Write out the whole listing, matching it exactly.

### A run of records
------------------------------------------------

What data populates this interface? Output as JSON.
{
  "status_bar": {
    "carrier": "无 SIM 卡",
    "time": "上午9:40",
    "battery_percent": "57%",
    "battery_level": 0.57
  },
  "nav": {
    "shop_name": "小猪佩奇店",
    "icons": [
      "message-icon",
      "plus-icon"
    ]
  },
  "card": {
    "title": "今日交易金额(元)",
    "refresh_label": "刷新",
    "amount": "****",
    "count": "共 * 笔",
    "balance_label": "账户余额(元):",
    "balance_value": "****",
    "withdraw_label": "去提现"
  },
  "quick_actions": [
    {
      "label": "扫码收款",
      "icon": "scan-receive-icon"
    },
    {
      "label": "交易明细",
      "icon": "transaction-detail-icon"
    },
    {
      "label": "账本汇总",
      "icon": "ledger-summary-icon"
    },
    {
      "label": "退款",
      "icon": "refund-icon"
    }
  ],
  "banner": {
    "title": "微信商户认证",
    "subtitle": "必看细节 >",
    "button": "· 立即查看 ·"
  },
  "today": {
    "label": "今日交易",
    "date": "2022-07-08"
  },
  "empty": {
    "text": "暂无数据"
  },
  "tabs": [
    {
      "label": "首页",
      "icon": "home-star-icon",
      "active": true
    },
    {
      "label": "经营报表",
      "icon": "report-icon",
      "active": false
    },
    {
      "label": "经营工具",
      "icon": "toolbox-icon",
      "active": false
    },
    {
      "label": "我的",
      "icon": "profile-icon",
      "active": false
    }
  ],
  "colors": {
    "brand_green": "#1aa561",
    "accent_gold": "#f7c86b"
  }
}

------------------------------------------------

### Exercise output
What data populates this interface? Output as JSON.
{
  "status_bar": {
    "carrier": "无 SIM 卡",
    "time": "上午9:40",
    "battery_percent": "57%",
    "battery_level": 0.57
  },
  "nav": {
    "shop_name": "小猪佩奇店",
    "icons": [
      "message-icon",
      "plus-icon"
    ]
  },
  "card": {
    "title": "今日交易金额(元)",
    "refresh_label": "刷新",
    "amount": "****",
    "count": "共 * 笔",
    "balance_label": "账户余额(元):",
    "balance_value": "****",
    "withdraw_label": "去提现"
  },
  "quick_actions": [
    {
      "label": "扫码收款",
      "icon": "scan-receive-icon"
    },
    {
      "label": "交易明细",
      "icon": "transaction-detail-icon"
    },
    {
      "label": "账本汇总",
      "icon": "ledger-summary-icon"
    },
    {
      "label": "退款",
      "icon": "refund-icon"
    }
  ],
  "banner": {
    "title": "微信商户认证",
    "subtitle": "必看细节 >",
    "button": "· 立即查看 ·"
  },
  "today": {
    "label": "今日交易",
    "date": "2022-07-08"
  },
  "empty": {
    "text": "暂无数据"
  },
  "tabs": [
    {
      "label": "首页",
      "icon": "home-star-icon",
      "active": true
    },
    {
      "label": "经营报表",
      "icon": "report-icon",
      "active": false
    },
    {
      "label": "经营工具",
      "icon": "toolbox-icon",
      "active": false
    },
    {
      "label": "我的",
      "icon": "profile-icon",
      "active": false
    }
  ],
  "colors": {
    "brand_green": "#1aa561",
    "accent_gold": "#f7c86b"
  }
}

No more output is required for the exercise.